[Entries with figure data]
##########

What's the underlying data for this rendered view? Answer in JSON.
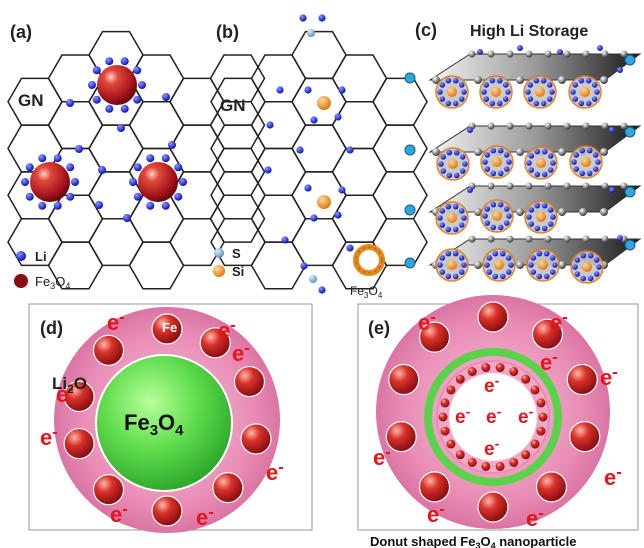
{
  "panels": {
    "a": {
      "label": "(a)",
      "sheet": "GN",
      "legend_li": "Li",
      "legend_fe": "Fe3O4"
    },
    "b": {
      "label": "(b)",
      "sheet": "GN",
      "legend_s": "S",
      "legend_si": "Si",
      "legend_fe": "Fe3O4"
    },
    "c": {
      "label": "(c)",
      "title": "High Li Storage"
    },
    "d": {
      "label": "(d)",
      "fe": "Fe",
      "li2o": "Li2O",
      "core": "Fe3O4",
      "electron": "e-"
    },
    "e": {
      "label": "(e)",
      "electron": "e-",
      "caption": "Donut shaped Fe3O4 nanoparticle"
    }
  },
  "colors": {
    "li": "#1a1fd6",
    "fe3o4": "#b01818",
    "si": "#f0921e",
    "s": "#7fb0d8",
    "pink": "#e58ab0",
    "green": "#4ec94b",
    "electron": "#e8141c"
  }
}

##########

* WHAT IS BEING ASKED: Reproduce the whole listing above word for word, but not its pictures.

* EXERCISE RESULT:
What's the underlying data for this rendered view? Answer in JSON.
{
  "panels": {
    "a": {
      "label": "(a)",
      "sheet": "GN",
      "legend_li": "Li",
      "legend_fe": "Fe3O4"
    },
    "b": {
      "label": "(b)",
      "sheet": "GN",
      "legend_s": "S",
      "legend_si": "Si",
      "legend_fe": "Fe3O4"
    },
    "c": {
      "label": "(c)",
      "title": "High Li Storage"
    },
    "d": {
      "label": "(d)",
      "fe": "Fe",
      "li2o": "Li2O",
      "core": "Fe3O4",
      "electron": "e-"
    },
    "e": {
      "label": "(e)",
      "electron": "e-",
      "caption": "Donut shaped Fe3O4 nanoparticle"
    }
  },
  "colors": {
    "li": "#1a1fd6",
    "fe3o4": "#b01818",
    "si": "#f0921e",
    "s": "#7fb0d8",
    "pink": "#e58ab0",
    "green": "#4ec94b",
    "electron": "#e8141c"
  }
}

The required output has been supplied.